** Begin **

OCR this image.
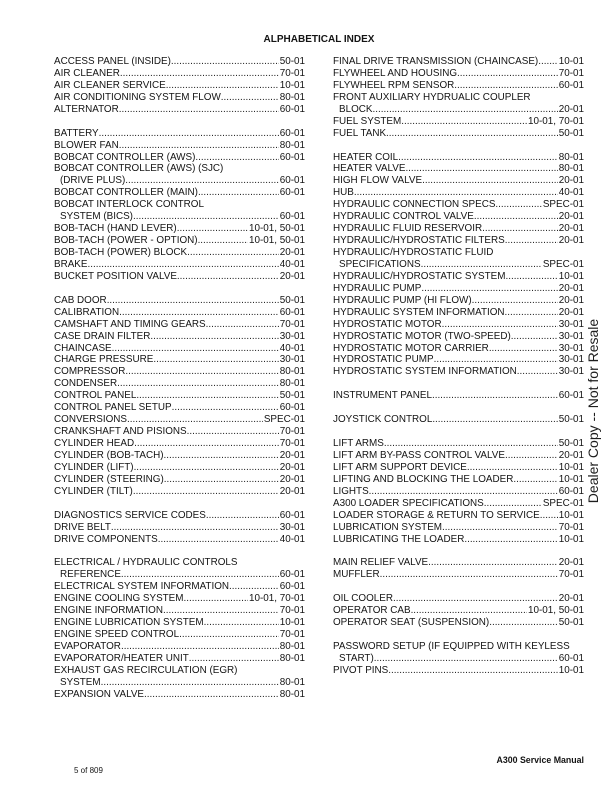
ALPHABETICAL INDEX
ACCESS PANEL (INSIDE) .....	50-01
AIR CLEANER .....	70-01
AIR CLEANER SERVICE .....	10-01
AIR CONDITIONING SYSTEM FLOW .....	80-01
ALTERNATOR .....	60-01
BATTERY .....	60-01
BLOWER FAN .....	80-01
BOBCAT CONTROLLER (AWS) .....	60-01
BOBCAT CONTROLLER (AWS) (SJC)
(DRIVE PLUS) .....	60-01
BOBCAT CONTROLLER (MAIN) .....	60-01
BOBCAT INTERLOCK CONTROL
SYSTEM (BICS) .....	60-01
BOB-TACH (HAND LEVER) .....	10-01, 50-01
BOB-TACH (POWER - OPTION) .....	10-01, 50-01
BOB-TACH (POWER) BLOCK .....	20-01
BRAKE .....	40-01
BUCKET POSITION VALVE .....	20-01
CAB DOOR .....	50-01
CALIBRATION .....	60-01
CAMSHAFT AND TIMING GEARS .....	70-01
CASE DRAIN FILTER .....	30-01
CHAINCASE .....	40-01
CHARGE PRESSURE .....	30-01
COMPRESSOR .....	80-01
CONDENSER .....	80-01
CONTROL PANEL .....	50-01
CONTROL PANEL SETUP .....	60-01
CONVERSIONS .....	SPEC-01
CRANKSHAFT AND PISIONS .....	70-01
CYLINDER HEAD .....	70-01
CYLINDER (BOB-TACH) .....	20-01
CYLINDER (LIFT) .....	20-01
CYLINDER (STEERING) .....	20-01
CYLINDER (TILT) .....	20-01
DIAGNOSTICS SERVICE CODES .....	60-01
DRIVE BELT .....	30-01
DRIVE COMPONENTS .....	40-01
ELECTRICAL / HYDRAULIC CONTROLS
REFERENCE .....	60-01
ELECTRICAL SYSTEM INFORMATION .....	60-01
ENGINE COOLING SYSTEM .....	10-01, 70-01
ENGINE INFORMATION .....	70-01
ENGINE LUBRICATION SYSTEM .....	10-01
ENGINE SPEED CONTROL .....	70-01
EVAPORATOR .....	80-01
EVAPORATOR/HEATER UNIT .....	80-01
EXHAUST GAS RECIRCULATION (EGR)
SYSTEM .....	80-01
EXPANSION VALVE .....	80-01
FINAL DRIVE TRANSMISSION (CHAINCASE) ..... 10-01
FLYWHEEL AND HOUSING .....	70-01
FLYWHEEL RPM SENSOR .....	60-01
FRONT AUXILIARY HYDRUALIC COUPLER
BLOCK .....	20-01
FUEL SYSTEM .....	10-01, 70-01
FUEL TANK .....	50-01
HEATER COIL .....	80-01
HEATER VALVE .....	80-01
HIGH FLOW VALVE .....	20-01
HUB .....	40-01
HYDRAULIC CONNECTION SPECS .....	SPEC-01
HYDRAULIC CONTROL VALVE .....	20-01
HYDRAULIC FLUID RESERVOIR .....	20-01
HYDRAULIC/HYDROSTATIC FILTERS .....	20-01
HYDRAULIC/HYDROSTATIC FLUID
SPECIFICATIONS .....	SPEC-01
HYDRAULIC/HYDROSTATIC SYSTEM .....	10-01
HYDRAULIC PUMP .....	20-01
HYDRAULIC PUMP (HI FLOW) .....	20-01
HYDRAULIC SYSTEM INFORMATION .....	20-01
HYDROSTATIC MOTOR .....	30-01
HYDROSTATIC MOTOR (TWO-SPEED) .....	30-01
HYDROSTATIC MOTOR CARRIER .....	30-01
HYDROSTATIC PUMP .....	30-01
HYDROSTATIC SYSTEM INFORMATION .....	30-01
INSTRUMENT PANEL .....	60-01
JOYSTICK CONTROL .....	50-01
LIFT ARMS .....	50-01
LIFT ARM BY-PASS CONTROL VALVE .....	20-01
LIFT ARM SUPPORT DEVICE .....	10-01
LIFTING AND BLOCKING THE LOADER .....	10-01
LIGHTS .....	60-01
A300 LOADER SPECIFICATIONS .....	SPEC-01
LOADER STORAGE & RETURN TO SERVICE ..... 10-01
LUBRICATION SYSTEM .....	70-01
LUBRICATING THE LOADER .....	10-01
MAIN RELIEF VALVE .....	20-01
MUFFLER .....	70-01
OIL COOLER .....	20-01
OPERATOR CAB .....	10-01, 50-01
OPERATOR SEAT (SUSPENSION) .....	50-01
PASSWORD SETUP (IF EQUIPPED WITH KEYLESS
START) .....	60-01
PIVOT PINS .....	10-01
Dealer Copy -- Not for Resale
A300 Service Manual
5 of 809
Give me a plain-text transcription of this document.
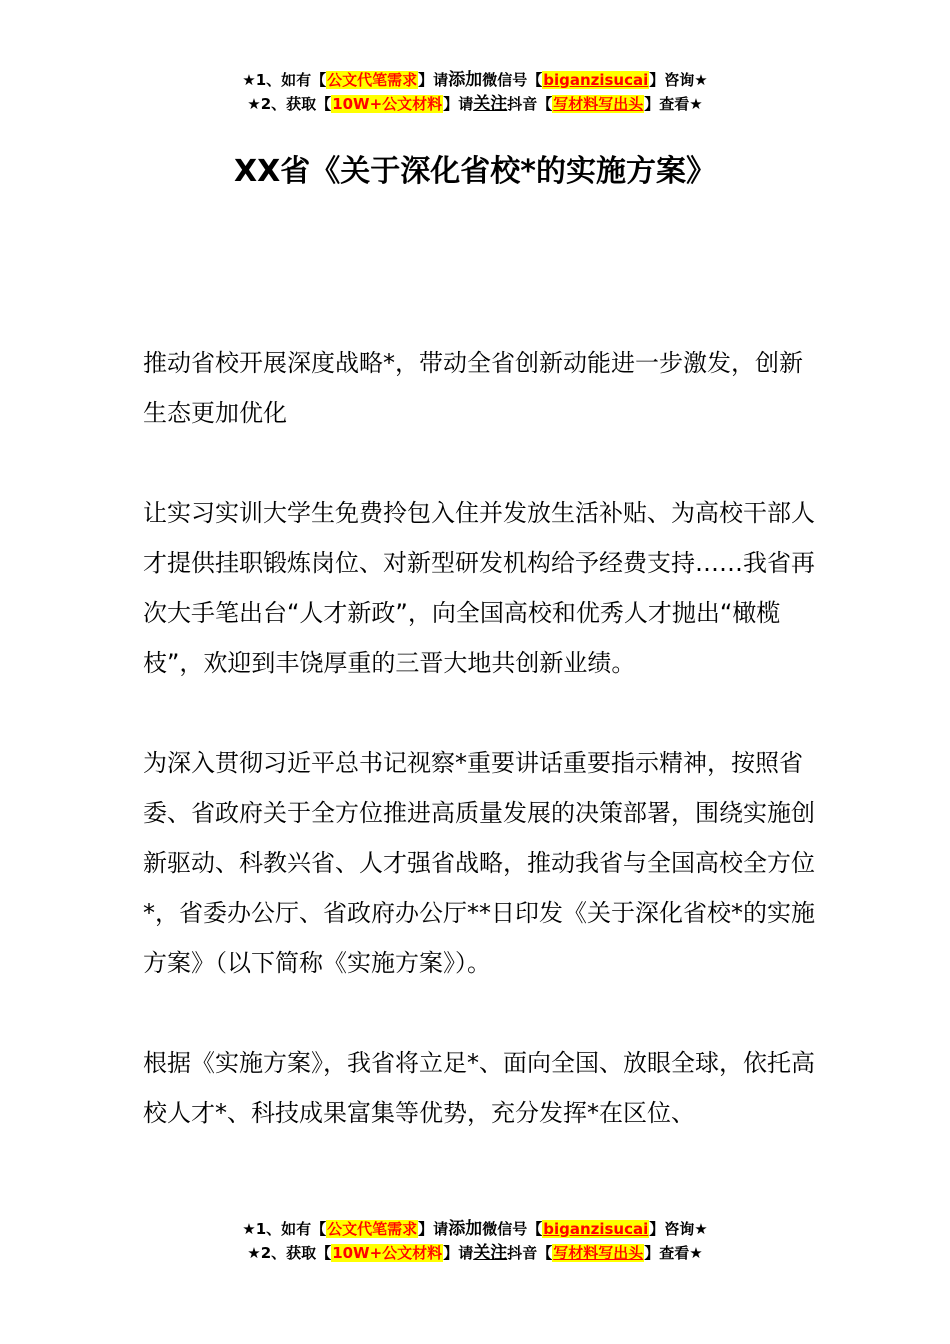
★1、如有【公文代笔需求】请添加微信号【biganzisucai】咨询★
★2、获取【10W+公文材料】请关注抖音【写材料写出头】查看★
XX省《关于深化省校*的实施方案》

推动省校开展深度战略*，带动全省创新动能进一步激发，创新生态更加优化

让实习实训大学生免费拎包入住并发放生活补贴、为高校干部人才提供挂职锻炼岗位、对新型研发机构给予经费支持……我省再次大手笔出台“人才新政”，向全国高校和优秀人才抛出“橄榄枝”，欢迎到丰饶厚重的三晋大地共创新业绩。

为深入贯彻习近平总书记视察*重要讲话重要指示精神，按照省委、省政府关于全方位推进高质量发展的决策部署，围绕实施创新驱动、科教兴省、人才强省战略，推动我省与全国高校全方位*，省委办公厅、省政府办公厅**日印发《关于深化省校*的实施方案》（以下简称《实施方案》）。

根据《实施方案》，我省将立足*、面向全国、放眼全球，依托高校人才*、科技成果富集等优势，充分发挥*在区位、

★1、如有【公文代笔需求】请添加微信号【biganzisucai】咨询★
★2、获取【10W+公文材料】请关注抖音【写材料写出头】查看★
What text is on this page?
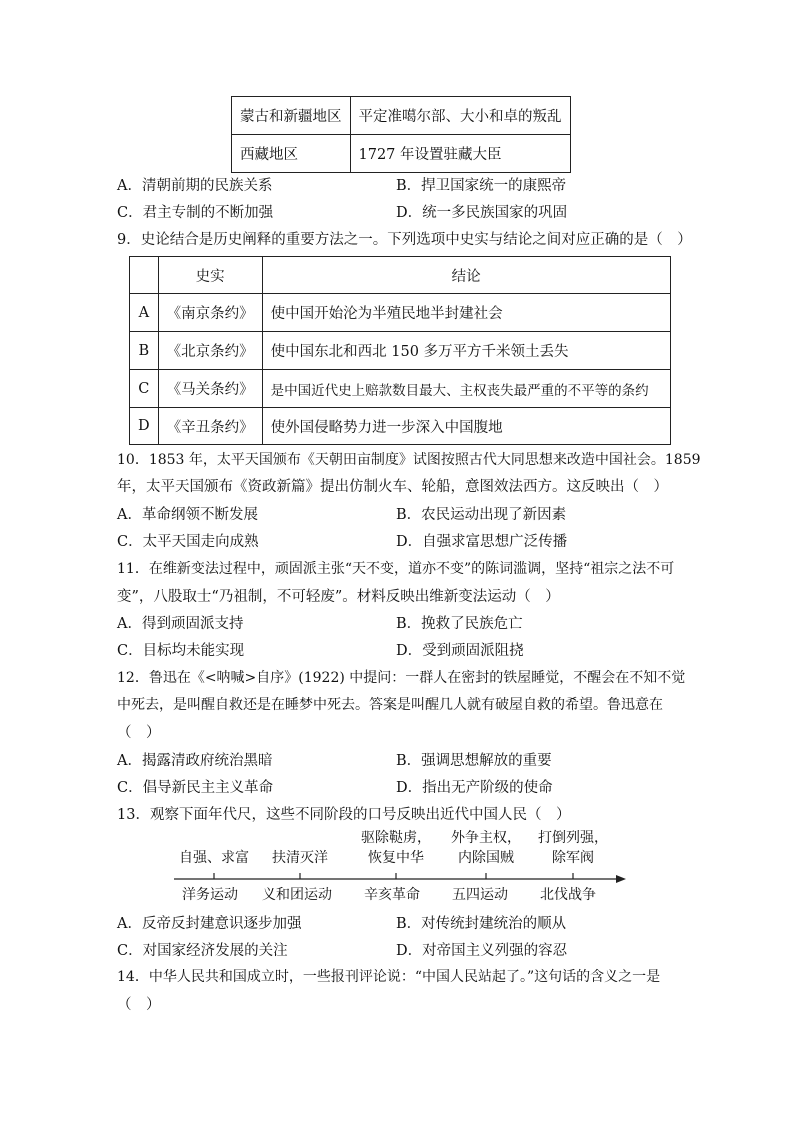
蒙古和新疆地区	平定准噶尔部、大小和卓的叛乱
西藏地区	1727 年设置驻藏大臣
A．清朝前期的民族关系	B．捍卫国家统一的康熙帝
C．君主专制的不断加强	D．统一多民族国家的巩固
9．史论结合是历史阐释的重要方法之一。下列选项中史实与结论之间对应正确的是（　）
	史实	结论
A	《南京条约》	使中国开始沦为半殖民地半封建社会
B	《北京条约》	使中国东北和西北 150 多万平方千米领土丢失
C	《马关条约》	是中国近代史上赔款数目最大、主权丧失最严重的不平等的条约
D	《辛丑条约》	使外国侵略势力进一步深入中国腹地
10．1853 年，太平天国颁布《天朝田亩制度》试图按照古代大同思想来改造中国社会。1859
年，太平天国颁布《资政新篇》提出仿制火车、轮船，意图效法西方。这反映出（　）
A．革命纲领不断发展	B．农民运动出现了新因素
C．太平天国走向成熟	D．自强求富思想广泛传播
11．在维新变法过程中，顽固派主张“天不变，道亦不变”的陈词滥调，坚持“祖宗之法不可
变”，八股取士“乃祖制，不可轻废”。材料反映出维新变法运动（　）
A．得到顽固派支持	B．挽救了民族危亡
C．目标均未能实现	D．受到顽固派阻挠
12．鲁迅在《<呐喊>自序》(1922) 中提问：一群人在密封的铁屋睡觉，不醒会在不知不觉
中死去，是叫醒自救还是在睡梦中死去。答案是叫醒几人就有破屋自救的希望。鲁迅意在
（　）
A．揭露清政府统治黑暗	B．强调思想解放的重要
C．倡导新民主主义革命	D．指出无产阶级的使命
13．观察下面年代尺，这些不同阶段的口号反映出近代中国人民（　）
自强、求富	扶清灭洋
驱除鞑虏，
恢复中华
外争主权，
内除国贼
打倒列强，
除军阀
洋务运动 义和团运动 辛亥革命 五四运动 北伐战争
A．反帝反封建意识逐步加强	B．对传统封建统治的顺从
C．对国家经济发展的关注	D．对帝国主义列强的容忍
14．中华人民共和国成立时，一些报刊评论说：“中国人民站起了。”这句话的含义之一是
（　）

** End **

Write the lines from the line containing "Give me a plain-text" through the last line of the data out again exactly, and only those lines; pictures stay out.

EXPECTED ANSWER:
Give me a plain-text transcription of this document.
★1、如有【公文代笔需求】请添加微信号【biganzisucai】咨询★
★2、获取【10W+公文材料】请关注抖音【写材料写出头】查看★
XX省《关于深化省校*的实施方案》

推动省校开展深度战略*，带动全省创新动能进一步激发，创新生态更加优化

让实习实训大学生免费拎包入住并发放生活补贴、为高校干部人才提供挂职锻炼岗位、对新型研发机构给予经费支持……我省再次大手笔出台“人才新政”，向全国高校和优秀人才抛出“橄榄枝”，欢迎到丰饶厚重的三晋大地共创新业绩。

为深入贯彻习近平总书记视察*重要讲话重要指示精神，按照省委、省政府关于全方位推进高质量发展的决策部署，围绕实施创新驱动、科教兴省、人才强省战略，推动我省与全国高校全方位*，省委办公厅、省政府办公厅**日印发《关于深化省校*的实施方案》（以下简称《实施方案》）。

根据《实施方案》，我省将立足*、面向全国、放眼全球，依托高校人才*、科技成果富集等优势，充分发挥*在区位、

★1、如有【公文代笔需求】请添加微信号【biganzisucai】咨询★
★2、获取【10W+公文材料】请关注抖音【写材料写出头】查看★
What text is on this page?
蒙古和新疆地区	平定准噶尔部、大小和卓的叛乱
西藏地区	1727 年设置驻藏大臣
A．清朝前期的民族关系	B．捍卫国家统一的康熙帝
C．君主专制的不断加强	D．统一多民族国家的巩固
9．史论结合是历史阐释的重要方法之一。下列选项中史实与结论之间对应正确的是（　）
	史实	结论
A	《南京条约》	使中国开始沦为半殖民地半封建社会
B	《北京条约》	使中国东北和西北 150 多万平方千米领土丢失
C	《马关条约》	是中国近代史上赔款数目最大、主权丧失最严重的不平等的条约
D	《辛丑条约》	使外国侵略势力进一步深入中国腹地
10．1853 年，太平天国颁布《天朝田亩制度》试图按照古代大同思想来改造中国社会。1859
年，太平天国颁布《资政新篇》提出仿制火车、轮船，意图效法西方。这反映出（　）
A．革命纲领不断发展	B．农民运动出现了新因素
C．太平天国走向成熟	D．自强求富思想广泛传播
11．在维新变法过程中，顽固派主张“天不变，道亦不变”的陈词滥调，坚持“祖宗之法不可
变”，八股取士“乃祖制，不可轻废”。材料反映出维新变法运动（　）
A．得到顽固派支持	B．挽救了民族危亡
C．目标均未能实现	D．受到顽固派阻挠
12．鲁迅在《<呐喊>自序》(1922) 中提问：一群人在密封的铁屋睡觉，不醒会在不知不觉
中死去，是叫醒自救还是在睡梦中死去。答案是叫醒几人就有破屋自救的希望。鲁迅意在
（　）
A．揭露清政府统治黑暗	B．强调思想解放的重要
C．倡导新民主主义革命	D．指出无产阶级的使命
13．观察下面年代尺，这些不同阶段的口号反映出近代中国人民（　）
自强、求富	扶清灭洋
驱除鞑虏，
恢复中华
外争主权，
内除国贼
打倒列强，
除军阀
洋务运动 义和团运动 辛亥革命 五四运动 北伐战争
A．反帝反封建意识逐步加强	B．对传统封建统治的顺从
C．对国家经济发展的关注	D．对帝国主义列强的容忍
14．中华人民共和国成立时，一些报刊评论说：“中国人民站起了。”这句话的含义之一是
（　）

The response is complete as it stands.